Any pictures in the records below should be skipped; write out everything else exactly.

[Dataset rows about figures]
— Begin —
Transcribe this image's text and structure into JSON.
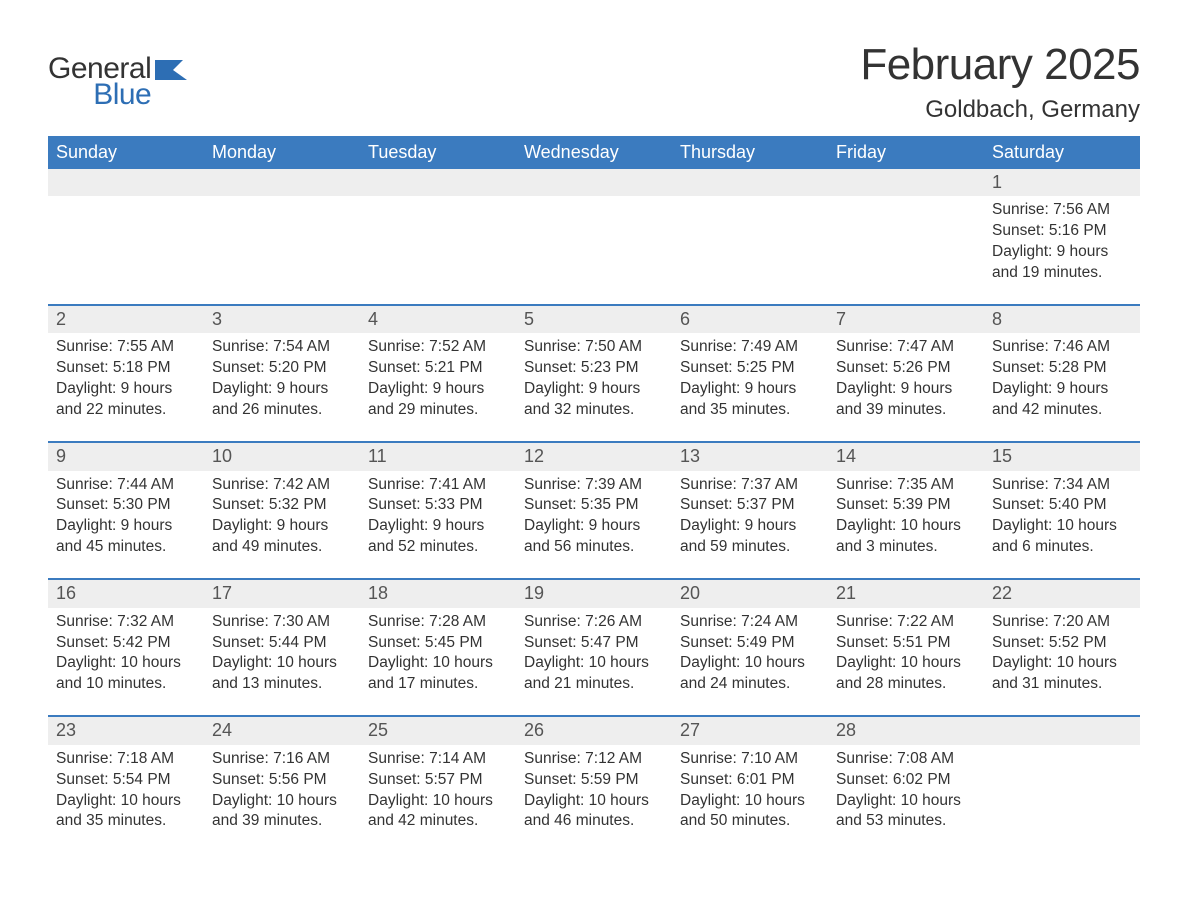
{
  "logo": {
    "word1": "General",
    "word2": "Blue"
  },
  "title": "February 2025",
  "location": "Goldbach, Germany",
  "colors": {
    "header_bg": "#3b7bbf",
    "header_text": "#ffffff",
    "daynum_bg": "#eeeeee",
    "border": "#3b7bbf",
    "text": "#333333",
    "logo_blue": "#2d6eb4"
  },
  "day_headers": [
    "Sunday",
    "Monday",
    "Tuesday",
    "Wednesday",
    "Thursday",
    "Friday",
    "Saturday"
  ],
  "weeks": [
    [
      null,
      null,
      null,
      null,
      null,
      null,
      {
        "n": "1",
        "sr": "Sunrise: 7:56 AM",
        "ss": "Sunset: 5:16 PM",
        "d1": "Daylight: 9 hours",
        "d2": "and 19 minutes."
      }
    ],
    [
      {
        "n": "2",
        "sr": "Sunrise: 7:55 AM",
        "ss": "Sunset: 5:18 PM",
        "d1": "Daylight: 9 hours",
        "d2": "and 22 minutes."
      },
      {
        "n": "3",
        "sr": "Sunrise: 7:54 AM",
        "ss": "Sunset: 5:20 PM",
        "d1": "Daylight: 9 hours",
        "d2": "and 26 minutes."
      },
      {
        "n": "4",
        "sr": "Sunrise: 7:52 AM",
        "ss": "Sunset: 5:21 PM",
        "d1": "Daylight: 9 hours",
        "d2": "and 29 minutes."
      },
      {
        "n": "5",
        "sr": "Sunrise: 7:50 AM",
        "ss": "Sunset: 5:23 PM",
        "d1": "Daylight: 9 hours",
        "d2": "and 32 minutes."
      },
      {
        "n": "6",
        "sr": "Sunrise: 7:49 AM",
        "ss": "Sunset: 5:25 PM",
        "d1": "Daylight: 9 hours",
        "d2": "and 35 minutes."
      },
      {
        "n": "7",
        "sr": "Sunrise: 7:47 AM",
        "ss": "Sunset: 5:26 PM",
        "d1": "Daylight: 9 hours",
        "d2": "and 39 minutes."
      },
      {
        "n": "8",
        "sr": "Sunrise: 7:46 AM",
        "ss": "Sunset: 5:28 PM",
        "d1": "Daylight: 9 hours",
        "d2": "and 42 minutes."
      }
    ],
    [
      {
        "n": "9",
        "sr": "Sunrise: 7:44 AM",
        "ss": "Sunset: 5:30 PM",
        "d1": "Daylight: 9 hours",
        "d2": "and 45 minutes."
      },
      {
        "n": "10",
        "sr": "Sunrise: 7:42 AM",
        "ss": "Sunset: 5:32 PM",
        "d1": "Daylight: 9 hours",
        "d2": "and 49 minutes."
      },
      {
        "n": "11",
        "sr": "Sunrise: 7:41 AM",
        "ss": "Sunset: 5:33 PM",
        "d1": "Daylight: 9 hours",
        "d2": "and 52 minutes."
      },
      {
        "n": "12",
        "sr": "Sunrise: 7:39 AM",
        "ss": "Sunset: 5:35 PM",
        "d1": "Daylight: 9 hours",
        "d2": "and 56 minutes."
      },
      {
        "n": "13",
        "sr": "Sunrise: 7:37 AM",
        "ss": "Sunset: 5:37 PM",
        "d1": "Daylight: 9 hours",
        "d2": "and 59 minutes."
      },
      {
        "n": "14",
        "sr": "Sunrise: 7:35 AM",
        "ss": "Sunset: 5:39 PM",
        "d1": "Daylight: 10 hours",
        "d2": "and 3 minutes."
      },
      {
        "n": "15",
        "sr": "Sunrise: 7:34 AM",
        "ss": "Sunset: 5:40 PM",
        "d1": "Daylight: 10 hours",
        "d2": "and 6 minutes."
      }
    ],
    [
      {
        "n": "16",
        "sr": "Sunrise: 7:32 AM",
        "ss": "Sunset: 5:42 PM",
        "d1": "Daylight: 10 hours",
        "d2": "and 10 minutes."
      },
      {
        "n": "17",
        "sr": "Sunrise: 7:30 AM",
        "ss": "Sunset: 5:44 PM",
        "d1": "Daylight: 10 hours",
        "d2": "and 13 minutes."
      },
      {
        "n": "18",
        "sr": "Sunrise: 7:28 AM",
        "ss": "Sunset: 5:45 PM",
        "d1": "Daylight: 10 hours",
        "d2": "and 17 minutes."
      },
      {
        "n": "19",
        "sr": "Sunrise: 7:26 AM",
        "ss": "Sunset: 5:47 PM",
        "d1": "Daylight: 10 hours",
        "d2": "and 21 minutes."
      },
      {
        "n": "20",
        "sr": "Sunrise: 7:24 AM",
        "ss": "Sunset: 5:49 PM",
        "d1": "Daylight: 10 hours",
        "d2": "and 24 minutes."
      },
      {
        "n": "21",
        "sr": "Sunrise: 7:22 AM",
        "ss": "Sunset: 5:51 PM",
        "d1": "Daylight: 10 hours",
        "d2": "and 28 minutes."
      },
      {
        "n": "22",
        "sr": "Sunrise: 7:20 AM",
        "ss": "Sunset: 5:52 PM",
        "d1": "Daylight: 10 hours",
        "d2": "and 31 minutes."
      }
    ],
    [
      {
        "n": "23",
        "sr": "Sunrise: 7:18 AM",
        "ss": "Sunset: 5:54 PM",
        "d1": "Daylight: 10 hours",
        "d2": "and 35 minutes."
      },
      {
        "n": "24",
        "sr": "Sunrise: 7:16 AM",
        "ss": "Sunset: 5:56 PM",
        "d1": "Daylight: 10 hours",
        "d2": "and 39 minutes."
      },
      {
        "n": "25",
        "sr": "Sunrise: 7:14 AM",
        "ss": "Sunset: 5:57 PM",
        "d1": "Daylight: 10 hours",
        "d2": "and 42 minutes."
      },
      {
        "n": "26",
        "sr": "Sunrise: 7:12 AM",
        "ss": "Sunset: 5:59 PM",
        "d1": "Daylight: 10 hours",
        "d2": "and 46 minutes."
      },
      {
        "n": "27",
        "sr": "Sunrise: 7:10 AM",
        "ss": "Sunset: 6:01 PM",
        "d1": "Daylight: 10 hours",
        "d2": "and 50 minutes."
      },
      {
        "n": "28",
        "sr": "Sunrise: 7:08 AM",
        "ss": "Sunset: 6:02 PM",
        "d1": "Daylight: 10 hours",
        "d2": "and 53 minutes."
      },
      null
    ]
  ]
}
— End —
--- Result of this task ---
Transcribe this image's text and structure into JSON.
{
  "logo": {
    "word1": "General",
    "word2": "Blue"
  },
  "title": "February 2025",
  "location": "Goldbach, Germany",
  "colors": {
    "header_bg": "#3b7bbf",
    "header_text": "#ffffff",
    "daynum_bg": "#eeeeee",
    "border": "#3b7bbf",
    "text": "#333333",
    "logo_blue": "#2d6eb4"
  },
  "day_headers": [
    "Sunday",
    "Monday",
    "Tuesday",
    "Wednesday",
    "Thursday",
    "Friday",
    "Saturday"
  ],
  "weeks": [
    [
      null,
      null,
      null,
      null,
      null,
      null,
      {
        "n": "1",
        "sr": "Sunrise: 7:56 AM",
        "ss": "Sunset: 5:16 PM",
        "d1": "Daylight: 9 hours",
        "d2": "and 19 minutes."
      }
    ],
    [
      {
        "n": "2",
        "sr": "Sunrise: 7:55 AM",
        "ss": "Sunset: 5:18 PM",
        "d1": "Daylight: 9 hours",
        "d2": "and 22 minutes."
      },
      {
        "n": "3",
        "sr": "Sunrise: 7:54 AM",
        "ss": "Sunset: 5:20 PM",
        "d1": "Daylight: 9 hours",
        "d2": "and 26 minutes."
      },
      {
        "n": "4",
        "sr": "Sunrise: 7:52 AM",
        "ss": "Sunset: 5:21 PM",
        "d1": "Daylight: 9 hours",
        "d2": "and 29 minutes."
      },
      {
        "n": "5",
        "sr": "Sunrise: 7:50 AM",
        "ss": "Sunset: 5:23 PM",
        "d1": "Daylight: 9 hours",
        "d2": "and 32 minutes."
      },
      {
        "n": "6",
        "sr": "Sunrise: 7:49 AM",
        "ss": "Sunset: 5:25 PM",
        "d1": "Daylight: 9 hours",
        "d2": "and 35 minutes."
      },
      {
        "n": "7",
        "sr": "Sunrise: 7:47 AM",
        "ss": "Sunset: 5:26 PM",
        "d1": "Daylight: 9 hours",
        "d2": "and 39 minutes."
      },
      {
        "n": "8",
        "sr": "Sunrise: 7:46 AM",
        "ss": "Sunset: 5:28 PM",
        "d1": "Daylight: 9 hours",
        "d2": "and 42 minutes."
      }
    ],
    [
      {
        "n": "9",
        "sr": "Sunrise: 7:44 AM",
        "ss": "Sunset: 5:30 PM",
        "d1": "Daylight: 9 hours",
        "d2": "and 45 minutes."
      },
      {
        "n": "10",
        "sr": "Sunrise: 7:42 AM",
        "ss": "Sunset: 5:32 PM",
        "d1": "Daylight: 9 hours",
        "d2": "and 49 minutes."
      },
      {
        "n": "11",
        "sr": "Sunrise: 7:41 AM",
        "ss": "Sunset: 5:33 PM",
        "d1": "Daylight: 9 hours",
        "d2": "and 52 minutes."
      },
      {
        "n": "12",
        "sr": "Sunrise: 7:39 AM",
        "ss": "Sunset: 5:35 PM",
        "d1": "Daylight: 9 hours",
        "d2": "and 56 minutes."
      },
      {
        "n": "13",
        "sr": "Sunrise: 7:37 AM",
        "ss": "Sunset: 5:37 PM",
        "d1": "Daylight: 9 hours",
        "d2": "and 59 minutes."
      },
      {
        "n": "14",
        "sr": "Sunrise: 7:35 AM",
        "ss": "Sunset: 5:39 PM",
        "d1": "Daylight: 10 hours",
        "d2": "and 3 minutes."
      },
      {
        "n": "15",
        "sr": "Sunrise: 7:34 AM",
        "ss": "Sunset: 5:40 PM",
        "d1": "Daylight: 10 hours",
        "d2": "and 6 minutes."
      }
    ],
    [
      {
        "n": "16",
        "sr": "Sunrise: 7:32 AM",
        "ss": "Sunset: 5:42 PM",
        "d1": "Daylight: 10 hours",
        "d2": "and 10 minutes."
      },
      {
        "n": "17",
        "sr": "Sunrise: 7:30 AM",
        "ss": "Sunset: 5:44 PM",
        "d1": "Daylight: 10 hours",
        "d2": "and 13 minutes."
      },
      {
        "n": "18",
        "sr": "Sunrise: 7:28 AM",
        "ss": "Sunset: 5:45 PM",
        "d1": "Daylight: 10 hours",
        "d2": "and 17 minutes."
      },
      {
        "n": "19",
        "sr": "Sunrise: 7:26 AM",
        "ss": "Sunset: 5:47 PM",
        "d1": "Daylight: 10 hours",
        "d2": "and 21 minutes."
      },
      {
        "n": "20",
        "sr": "Sunrise: 7:24 AM",
        "ss": "Sunset: 5:49 PM",
        "d1": "Daylight: 10 hours",
        "d2": "and 24 minutes."
      },
      {
        "n": "21",
        "sr": "Sunrise: 7:22 AM",
        "ss": "Sunset: 5:51 PM",
        "d1": "Daylight: 10 hours",
        "d2": "and 28 minutes."
      },
      {
        "n": "22",
        "sr": "Sunrise: 7:20 AM",
        "ss": "Sunset: 5:52 PM",
        "d1": "Daylight: 10 hours",
        "d2": "and 31 minutes."
      }
    ],
    [
      {
        "n": "23",
        "sr": "Sunrise: 7:18 AM",
        "ss": "Sunset: 5:54 PM",
        "d1": "Daylight: 10 hours",
        "d2": "and 35 minutes."
      },
      {
        "n": "24",
        "sr": "Sunrise: 7:16 AM",
        "ss": "Sunset: 5:56 PM",
        "d1": "Daylight: 10 hours",
        "d2": "and 39 minutes."
      },
      {
        "n": "25",
        "sr": "Sunrise: 7:14 AM",
        "ss": "Sunset: 5:57 PM",
        "d1": "Daylight: 10 hours",
        "d2": "and 42 minutes."
      },
      {
        "n": "26",
        "sr": "Sunrise: 7:12 AM",
        "ss": "Sunset: 5:59 PM",
        "d1": "Daylight: 10 hours",
        "d2": "and 46 minutes."
      },
      {
        "n": "27",
        "sr": "Sunrise: 7:10 AM",
        "ss": "Sunset: 6:01 PM",
        "d1": "Daylight: 10 hours",
        "d2": "and 50 minutes."
      },
      {
        "n": "28",
        "sr": "Sunrise: 7:08 AM",
        "ss": "Sunset: 6:02 PM",
        "d1": "Daylight: 10 hours",
        "d2": "and 53 minutes."
      },
      null
    ]
  ]
}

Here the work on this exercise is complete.